* **Instructions for the task**: Wherever "南京条约" appears in a line, copy that line.

* **Stored dataset items**:

::::

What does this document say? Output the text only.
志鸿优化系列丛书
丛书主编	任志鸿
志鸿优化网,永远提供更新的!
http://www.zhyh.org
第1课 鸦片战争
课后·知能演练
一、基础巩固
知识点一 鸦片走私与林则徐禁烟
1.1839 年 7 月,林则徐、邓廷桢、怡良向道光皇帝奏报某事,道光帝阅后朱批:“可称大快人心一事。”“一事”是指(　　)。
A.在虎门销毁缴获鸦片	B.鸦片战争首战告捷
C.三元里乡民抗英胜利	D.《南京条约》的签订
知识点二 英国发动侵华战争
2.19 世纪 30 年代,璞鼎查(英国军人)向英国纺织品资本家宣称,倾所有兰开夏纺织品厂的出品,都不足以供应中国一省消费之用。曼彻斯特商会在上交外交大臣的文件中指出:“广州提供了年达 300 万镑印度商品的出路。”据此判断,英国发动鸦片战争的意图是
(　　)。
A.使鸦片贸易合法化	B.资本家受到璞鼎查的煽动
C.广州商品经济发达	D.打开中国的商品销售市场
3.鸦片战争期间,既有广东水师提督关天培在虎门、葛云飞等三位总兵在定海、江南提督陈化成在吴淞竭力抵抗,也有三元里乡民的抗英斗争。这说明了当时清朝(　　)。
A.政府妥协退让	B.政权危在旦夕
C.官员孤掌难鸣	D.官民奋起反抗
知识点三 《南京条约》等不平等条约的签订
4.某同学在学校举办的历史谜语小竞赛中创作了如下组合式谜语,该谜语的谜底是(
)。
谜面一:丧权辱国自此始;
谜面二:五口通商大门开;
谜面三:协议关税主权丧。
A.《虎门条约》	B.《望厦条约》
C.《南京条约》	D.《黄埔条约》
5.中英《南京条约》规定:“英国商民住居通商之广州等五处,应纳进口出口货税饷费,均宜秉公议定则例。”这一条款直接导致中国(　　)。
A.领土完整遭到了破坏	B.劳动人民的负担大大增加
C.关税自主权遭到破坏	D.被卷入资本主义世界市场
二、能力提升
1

::::

* **Expected answer**:
C.三元里乡民抗英胜利	D.《南京条约》的签订
知识点三 《南京条约》等不平等条约的签订
C.《南京条约》	D.《黄埔条约》
5.中英《南京条约》规定:“英国商民住居通商之广州等五处,应纳进口出口货税饷费,均宜秉公议定则例。”这一条款直接导致中国(　　)。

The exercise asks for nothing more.